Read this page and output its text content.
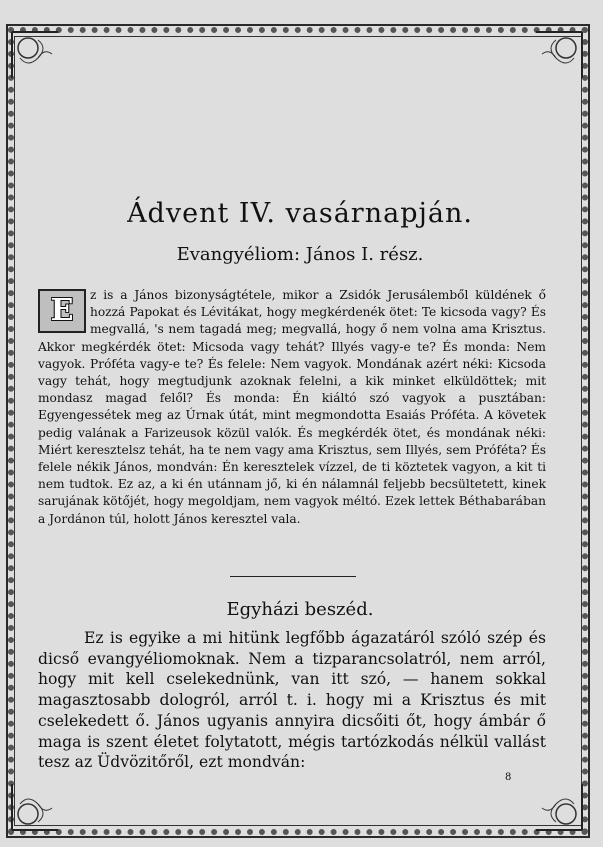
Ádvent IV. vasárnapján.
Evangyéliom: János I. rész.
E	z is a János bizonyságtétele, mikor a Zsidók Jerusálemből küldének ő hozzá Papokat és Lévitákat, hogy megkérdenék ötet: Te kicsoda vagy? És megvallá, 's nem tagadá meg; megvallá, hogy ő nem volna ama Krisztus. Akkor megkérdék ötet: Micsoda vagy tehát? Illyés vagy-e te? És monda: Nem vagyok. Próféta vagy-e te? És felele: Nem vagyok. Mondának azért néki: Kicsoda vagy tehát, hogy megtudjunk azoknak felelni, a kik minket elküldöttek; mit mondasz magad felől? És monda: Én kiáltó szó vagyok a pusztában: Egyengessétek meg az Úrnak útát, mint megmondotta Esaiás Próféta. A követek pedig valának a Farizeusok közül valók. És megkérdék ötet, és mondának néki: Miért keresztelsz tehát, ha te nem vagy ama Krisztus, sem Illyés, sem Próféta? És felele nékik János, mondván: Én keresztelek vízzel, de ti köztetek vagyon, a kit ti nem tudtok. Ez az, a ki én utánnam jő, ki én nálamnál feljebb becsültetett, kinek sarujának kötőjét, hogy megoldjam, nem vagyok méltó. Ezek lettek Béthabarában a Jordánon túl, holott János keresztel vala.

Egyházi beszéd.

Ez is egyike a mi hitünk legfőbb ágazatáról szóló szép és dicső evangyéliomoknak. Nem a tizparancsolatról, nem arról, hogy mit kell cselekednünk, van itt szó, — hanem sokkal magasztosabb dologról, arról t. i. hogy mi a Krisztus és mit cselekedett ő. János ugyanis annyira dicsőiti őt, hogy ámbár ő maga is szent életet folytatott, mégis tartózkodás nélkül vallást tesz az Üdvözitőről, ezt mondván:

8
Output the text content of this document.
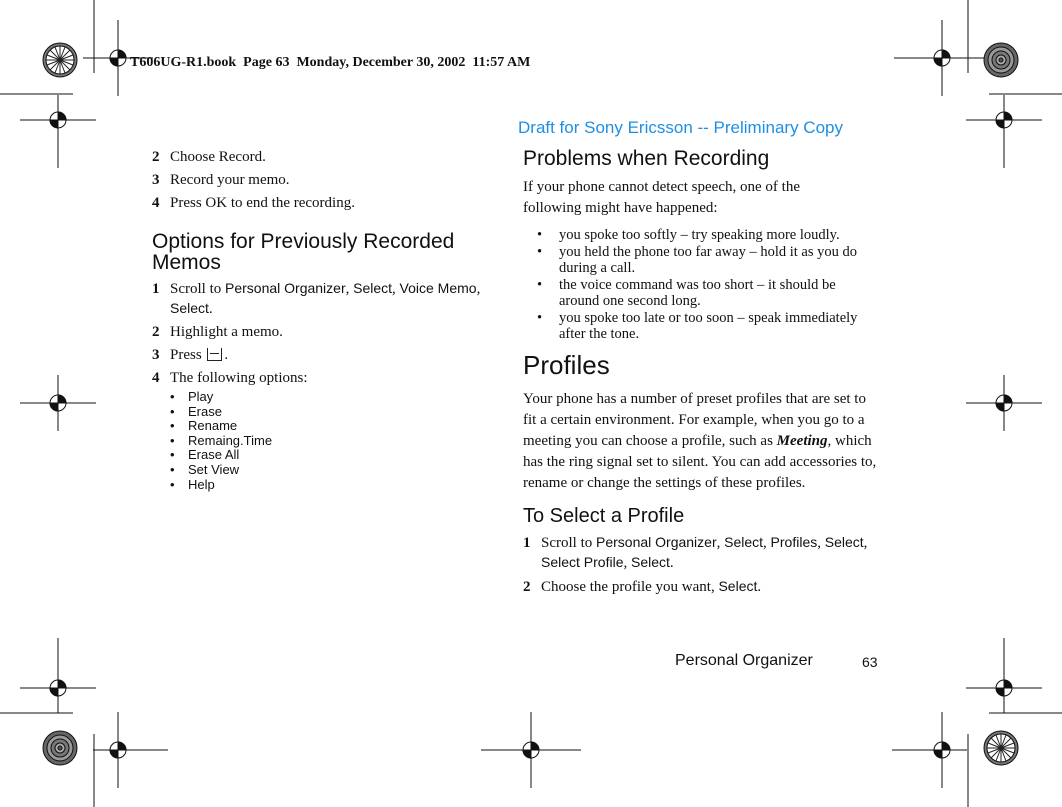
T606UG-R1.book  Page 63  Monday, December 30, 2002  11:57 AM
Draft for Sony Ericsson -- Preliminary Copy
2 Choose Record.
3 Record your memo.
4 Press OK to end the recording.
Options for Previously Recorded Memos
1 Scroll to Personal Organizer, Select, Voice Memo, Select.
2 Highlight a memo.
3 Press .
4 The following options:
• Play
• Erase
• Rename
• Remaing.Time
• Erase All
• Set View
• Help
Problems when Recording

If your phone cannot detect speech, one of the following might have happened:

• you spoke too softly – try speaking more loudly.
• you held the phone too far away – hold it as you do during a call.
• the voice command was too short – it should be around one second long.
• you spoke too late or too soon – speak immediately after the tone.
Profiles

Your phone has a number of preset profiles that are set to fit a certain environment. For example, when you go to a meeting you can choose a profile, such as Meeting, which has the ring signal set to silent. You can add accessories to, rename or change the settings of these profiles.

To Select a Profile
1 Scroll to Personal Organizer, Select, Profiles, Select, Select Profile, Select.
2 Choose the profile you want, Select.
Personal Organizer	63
┄┄┄┄┄┄┄┄┄┄
* _WHAT THIS TASK INVOLVES_
Check each line above for "Organizer" and return the ones that have it.

* _WORKED SOLUTION_
1 Scroll to Personal Organizer, Select, Voice Memo, Select.
1 Scroll to Personal Organizer, Select, Profiles, Select, Select Profile, Select.
Personal Organizer	63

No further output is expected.